# [Extracted records]
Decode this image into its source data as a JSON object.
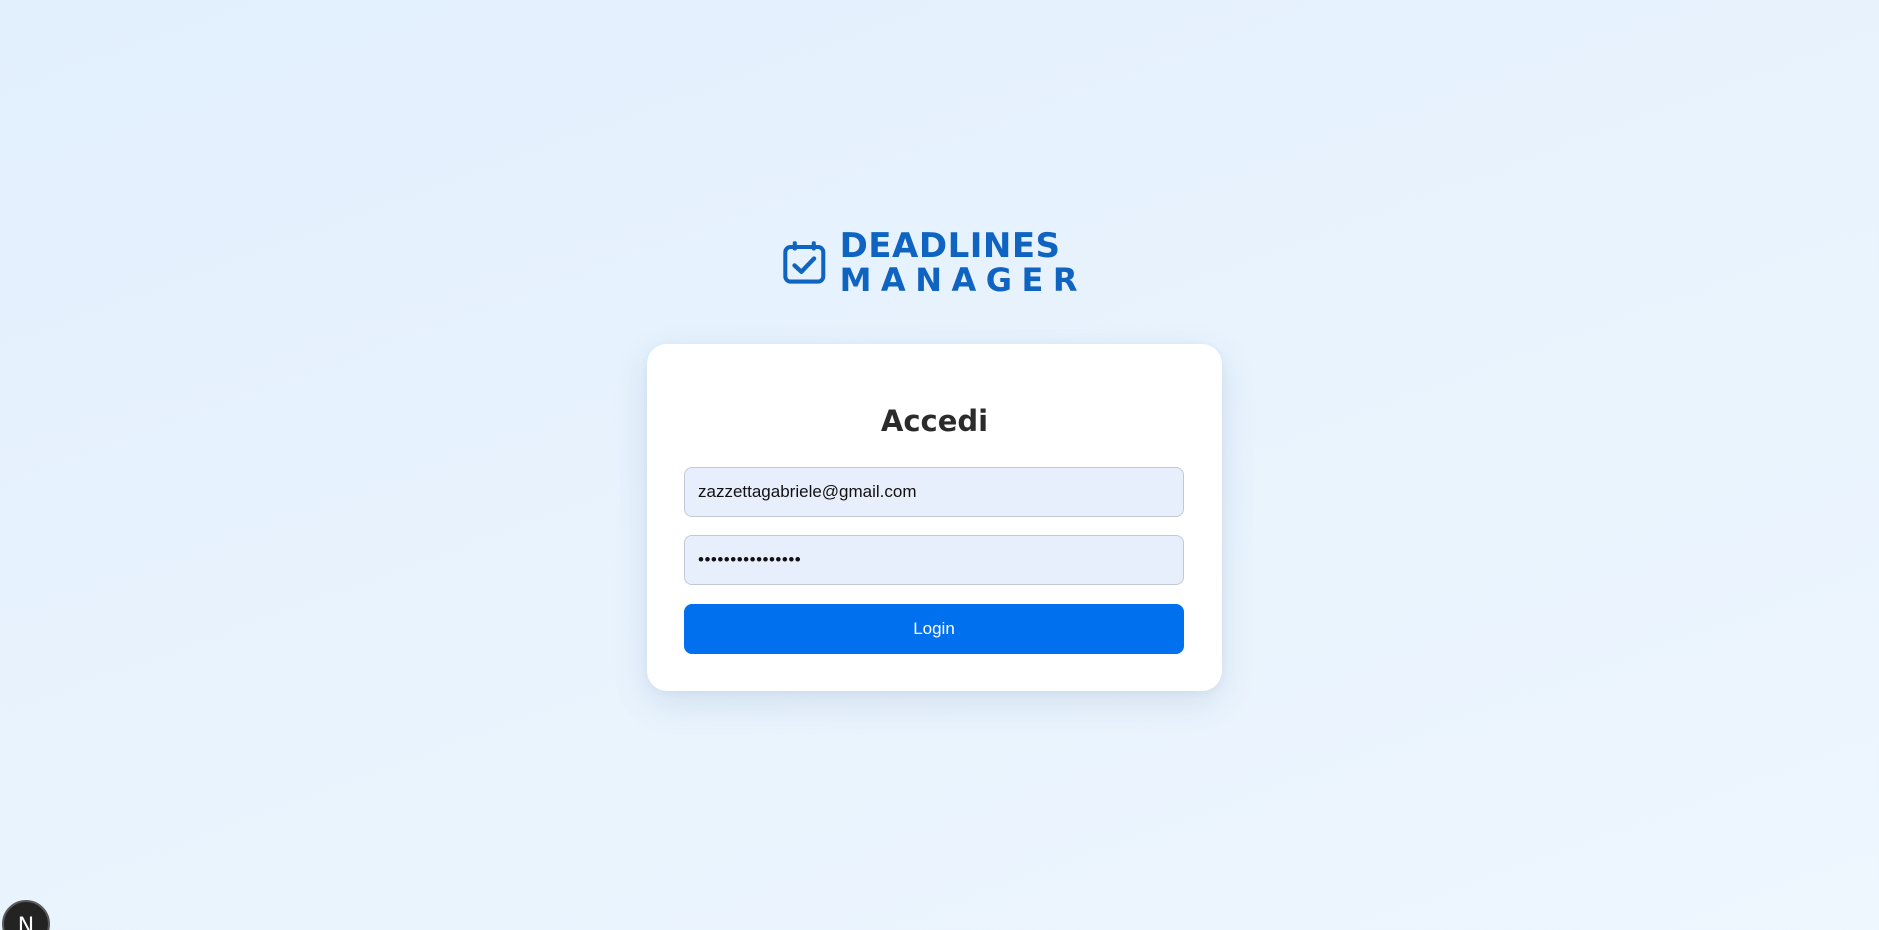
{
  "brand": {
    "line1": "DEADLINES",
    "line2": "MANAGER",
    "logo_icon": "calendar-check-icon",
    "color": "#0f63c1"
  },
  "login": {
    "title": "Accedi",
    "email_value": "zazzettagabriele@gmail.com",
    "password_value": "••••••••••••••••",
    "button_label": "Login",
    "button_color": "#0070ef"
  },
  "dev_indicator": {
    "label": "N"
  }
}
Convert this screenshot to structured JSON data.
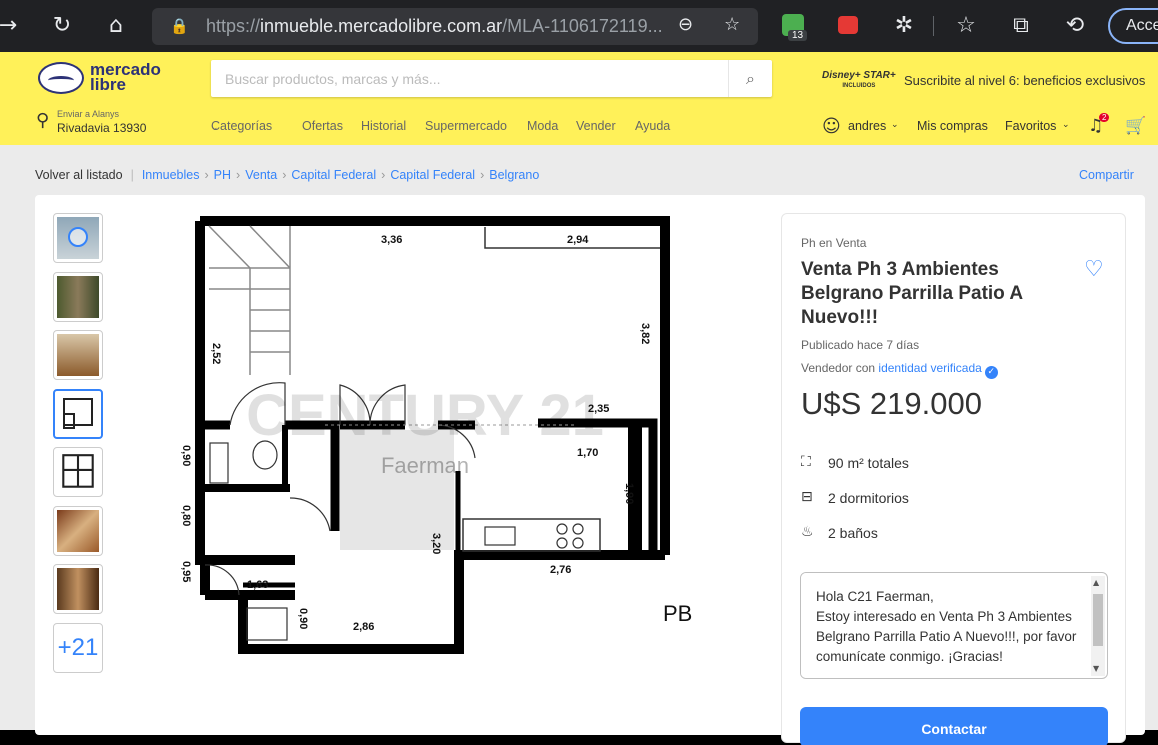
{
  "browser": {
    "url_prefix": "https://",
    "url_host": "inmueble.mercadolibre.com.ar",
    "url_path": "/MLA-1106172119...",
    "extension_badge_count": "13",
    "account_button": "Acce"
  },
  "header": {
    "logo_line1": "mercado",
    "logo_line2": "libre",
    "search_placeholder": "Buscar productos, marcas y más...",
    "promo_brand": "Disney+ STAR+",
    "promo_brand_small": "INCLUIDOS",
    "promo_text": "Suscribite al nivel 6: beneficios exclusivos",
    "ship_label": "Enviar a Alanys",
    "ship_address": "Rivadavia 13930",
    "nav": [
      "Categorías",
      "Ofertas",
      "Historial",
      "Supermercado",
      "Moda",
      "Vender",
      "Ayuda"
    ],
    "user": "andres",
    "my_purchases": "Mis compras",
    "favorites": "Favoritos",
    "notif_count": "2"
  },
  "breadcrumb": {
    "back": "Volver al listado",
    "items": [
      "Inmuebles",
      "PH",
      "Venta",
      "Capital Federal",
      "Capital Federal",
      "Belgrano"
    ],
    "share": "Compartir"
  },
  "gallery": {
    "more_count": "+21",
    "floorplan": {
      "watermark_main": "CENTURY 21",
      "watermark_sub": "Faerman",
      "floor_label": "PB",
      "dims": [
        "3,36",
        "2,94",
        "3,82",
        "2,52",
        "2,35",
        "1,70",
        "1,90",
        "0,90",
        "0,80",
        "3,20",
        "2,76",
        "0,95",
        "1,63",
        "0,90",
        "2,86"
      ]
    }
  },
  "listing": {
    "subtitle": "Ph en Venta",
    "title": "Venta Ph 3 Ambientes Belgrano Parrilla Patio A Nuevo!!!",
    "published": "Publicado hace 7 días",
    "seller_prefix": "Vendedor con",
    "seller_link": "identidad verificada",
    "price": "U$S 219.000",
    "features": [
      {
        "icon": "area-icon",
        "text": "90 m² totales"
      },
      {
        "icon": "bed-icon",
        "text": "2 dormitorios"
      },
      {
        "icon": "bath-icon",
        "text": "2 baños"
      }
    ],
    "message": "Hola C21 Faerman,\nEstoy interesado en Venta Ph 3 Ambientes Belgrano Parrilla Patio A Nuevo!!!, por favor comunícate conmigo. ¡Gracias!",
    "contact_button": "Contactar"
  },
  "colors": {
    "ml_yellow": "#fff159",
    "ml_blue": "#3483fa",
    "ml_navy": "#2d3277"
  }
}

# [What to do]
Return the full material word for word. Do not include the pictures.

# [Output of the task]
Decode this image into its source data as a JSON object.
{
  "brand": {
    "line1": "DEADLINES",
    "line2": "MANAGER",
    "logo_icon": "calendar-check-icon",
    "color": "#0f63c1"
  },
  "login": {
    "title": "Accedi",
    "email_value": "zazzettagabriele@gmail.com",
    "password_value": "••••••••••••••••",
    "button_label": "Login",
    "button_color": "#0070ef"
  },
  "dev_indicator": {
    "label": "N"
  }
}
Convert this screenshot to structured JSON data.
{
  "browser": {
    "url_prefix": "https://",
    "url_host": "inmueble.mercadolibre.com.ar",
    "url_path": "/MLA-1106172119...",
    "extension_badge_count": "13",
    "account_button": "Acce"
  },
  "header": {
    "logo_line1": "mercado",
    "logo_line2": "libre",
    "search_placeholder": "Buscar productos, marcas y más...",
    "promo_brand": "Disney+ STAR+",
    "promo_brand_small": "INCLUIDOS",
    "promo_text": "Suscribite al nivel 6: beneficios exclusivos",
    "ship_label": "Enviar a Alanys",
    "ship_address": "Rivadavia 13930",
    "nav": [
      "Categorías",
      "Ofertas",
      "Historial",
      "Supermercado",
      "Moda",
      "Vender",
      "Ayuda"
    ],
    "user": "andres",
    "my_purchases": "Mis compras",
    "favorites": "Favoritos",
    "notif_count": "2"
  },
  "breadcrumb": {
    "back": "Volver al listado",
    "items": [
      "Inmuebles",
      "PH",
      "Venta",
      "Capital Federal",
      "Capital Federal",
      "Belgrano"
    ],
    "share": "Compartir"
  },
  "gallery": {
    "more_count": "+21",
    "floorplan": {
      "watermark_main": "CENTURY 21",
      "watermark_sub": "Faerman",
      "floor_label": "PB",
      "dims": [
        "3,36",
        "2,94",
        "3,82",
        "2,52",
        "2,35",
        "1,70",
        "1,90",
        "0,90",
        "0,80",
        "3,20",
        "2,76",
        "0,95",
        "1,63",
        "0,90",
        "2,86"
      ]
    }
  },
  "listing": {
    "subtitle": "Ph en Venta",
    "title": "Venta Ph 3 Ambientes Belgrano Parrilla Patio A Nuevo!!!",
    "published": "Publicado hace 7 días",
    "seller_prefix": "Vendedor con",
    "seller_link": "identidad verificada",
    "price": "U$S 219.000",
    "features": [
      {
        "icon": "area-icon",
        "text": "90 m² totales"
      },
      {
        "icon": "bed-icon",
        "text": "2 dormitorios"
      },
      {
        "icon": "bath-icon",
        "text": "2 baños"
      }
    ],
    "message": "Hola C21 Faerman,\nEstoy interesado en Venta Ph 3 Ambientes Belgrano Parrilla Patio A Nuevo!!!, por favor comunícate conmigo. ¡Gracias!",
    "contact_button": "Contactar"
  },
  "colors": {
    "ml_yellow": "#fff159",
    "ml_blue": "#3483fa",
    "ml_navy": "#2d3277"
  }
}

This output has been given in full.